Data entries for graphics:
* * * * *

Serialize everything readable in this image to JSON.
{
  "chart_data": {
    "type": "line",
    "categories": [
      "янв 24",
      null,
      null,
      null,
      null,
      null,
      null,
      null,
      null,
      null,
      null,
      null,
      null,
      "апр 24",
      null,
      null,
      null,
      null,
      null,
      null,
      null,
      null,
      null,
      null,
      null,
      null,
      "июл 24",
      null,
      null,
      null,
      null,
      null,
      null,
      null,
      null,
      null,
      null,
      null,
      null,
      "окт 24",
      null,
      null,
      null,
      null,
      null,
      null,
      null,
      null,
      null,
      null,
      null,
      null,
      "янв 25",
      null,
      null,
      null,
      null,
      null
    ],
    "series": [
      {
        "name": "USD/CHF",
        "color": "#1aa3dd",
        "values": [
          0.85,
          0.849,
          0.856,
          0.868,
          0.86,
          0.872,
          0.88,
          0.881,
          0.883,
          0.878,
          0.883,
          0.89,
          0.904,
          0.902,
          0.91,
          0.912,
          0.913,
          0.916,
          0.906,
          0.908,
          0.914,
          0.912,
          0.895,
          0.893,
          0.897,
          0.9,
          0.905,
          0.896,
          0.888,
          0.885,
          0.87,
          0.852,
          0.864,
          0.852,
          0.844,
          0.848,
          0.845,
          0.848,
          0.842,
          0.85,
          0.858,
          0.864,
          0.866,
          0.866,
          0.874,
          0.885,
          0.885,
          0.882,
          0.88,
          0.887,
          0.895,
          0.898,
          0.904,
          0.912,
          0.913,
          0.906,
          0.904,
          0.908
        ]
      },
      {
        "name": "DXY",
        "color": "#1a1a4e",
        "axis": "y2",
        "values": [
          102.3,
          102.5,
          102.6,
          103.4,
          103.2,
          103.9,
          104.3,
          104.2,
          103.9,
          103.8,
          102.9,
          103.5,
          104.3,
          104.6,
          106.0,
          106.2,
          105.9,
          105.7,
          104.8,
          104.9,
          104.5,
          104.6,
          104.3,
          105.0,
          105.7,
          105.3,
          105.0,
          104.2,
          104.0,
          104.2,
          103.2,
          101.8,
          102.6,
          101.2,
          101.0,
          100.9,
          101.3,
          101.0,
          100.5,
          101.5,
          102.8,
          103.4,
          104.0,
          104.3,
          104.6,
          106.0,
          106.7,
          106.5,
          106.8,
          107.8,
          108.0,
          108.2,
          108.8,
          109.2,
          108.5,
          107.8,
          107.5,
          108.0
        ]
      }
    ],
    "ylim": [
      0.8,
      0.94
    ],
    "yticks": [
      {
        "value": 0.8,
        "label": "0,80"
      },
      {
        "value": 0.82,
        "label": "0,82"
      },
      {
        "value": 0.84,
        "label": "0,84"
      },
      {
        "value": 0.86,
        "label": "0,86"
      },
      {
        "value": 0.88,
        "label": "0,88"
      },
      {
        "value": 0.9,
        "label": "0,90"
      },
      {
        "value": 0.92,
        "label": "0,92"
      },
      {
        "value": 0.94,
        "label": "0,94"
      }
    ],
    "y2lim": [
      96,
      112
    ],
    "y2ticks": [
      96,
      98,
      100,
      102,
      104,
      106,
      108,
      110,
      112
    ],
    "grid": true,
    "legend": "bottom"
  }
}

* * * * *

Your instructions:
Restate each of the entries above verbatim.

Complete response:
Serialize everything readable in this image to JSON.
{
  "chart_data": {
    "type": "line",
    "categories": [
      "янв 24",
      null,
      null,
      null,
      null,
      null,
      null,
      null,
      null,
      null,
      null,
      null,
      null,
      "апр 24",
      null,
      null,
      null,
      null,
      null,
      null,
      null,
      null,
      null,
      null,
      null,
      null,
      "июл 24",
      null,
      null,
      null,
      null,
      null,
      null,
      null,
      null,
      null,
      null,
      null,
      null,
      "окт 24",
      null,
      null,
      null,
      null,
      null,
      null,
      null,
      null,
      null,
      null,
      null,
      null,
      "янв 25",
      null,
      null,
      null,
      null,
      null
    ],
    "series": [
      {
        "name": "USD/CHF",
        "color": "#1aa3dd",
        "values": [
          0.85,
          0.849,
          0.856,
          0.868,
          0.86,
          0.872,
          0.88,
          0.881,
          0.883,
          0.878,
          0.883,
          0.89,
          0.904,
          0.902,
          0.91,
          0.912,
          0.913,
          0.916,
          0.906,
          0.908,
          0.914,
          0.912,
          0.895,
          0.893,
          0.897,
          0.9,
          0.905,
          0.896,
          0.888,
          0.885,
          0.87,
          0.852,
          0.864,
          0.852,
          0.844,
          0.848,
          0.845,
          0.848,
          0.842,
          0.85,
          0.858,
          0.864,
          0.866,
          0.866,
          0.874,
          0.885,
          0.885,
          0.882,
          0.88,
          0.887,
          0.895,
          0.898,
          0.904,
          0.912,
          0.913,
          0.906,
          0.904,
          0.908
        ]
      },
      {
        "name": "DXY",
        "color": "#1a1a4e",
        "axis": "y2",
        "values": [
          102.3,
          102.5,
          102.6,
          103.4,
          103.2,
          103.9,
          104.3,
          104.2,
          103.9,
          103.8,
          102.9,
          103.5,
          104.3,
          104.6,
          106.0,
          106.2,
          105.9,
          105.7,
          104.8,
          104.9,
          104.5,
          104.6,
          104.3,
          105.0,
          105.7,
          105.3,
          105.0,
          104.2,
          104.0,
          104.2,
          103.2,
          101.8,
          102.6,
          101.2,
          101.0,
          100.9,
          101.3,
          101.0,
          100.5,
          101.5,
          102.8,
          103.4,
          104.0,
          104.3,
          104.6,
          106.0,
          106.7,
          106.5,
          106.8,
          107.8,
          108.0,
          108.2,
          108.8,
          109.2,
          108.5,
          107.8,
          107.5,
          108.0
        ]
      }
    ],
    "ylim": [
      0.8,
      0.94
    ],
    "yticks": [
      {
        "value": 0.8,
        "label": "0,80"
      },
      {
        "value": 0.82,
        "label": "0,82"
      },
      {
        "value": 0.84,
        "label": "0,84"
      },
      {
        "value": 0.86,
        "label": "0,86"
      },
      {
        "value": 0.88,
        "label": "0,88"
      },
      {
        "value": 0.9,
        "label": "0,90"
      },
      {
        "value": 0.92,
        "label": "0,92"
      },
      {
        "value": 0.94,
        "label": "0,94"
      }
    ],
    "y2lim": [
      96,
      112
    ],
    "y2ticks": [
      96,
      98,
      100,
      102,
      104,
      106,
      108,
      110,
      112
    ],
    "grid": true,
    "legend": "bottom"
  }
}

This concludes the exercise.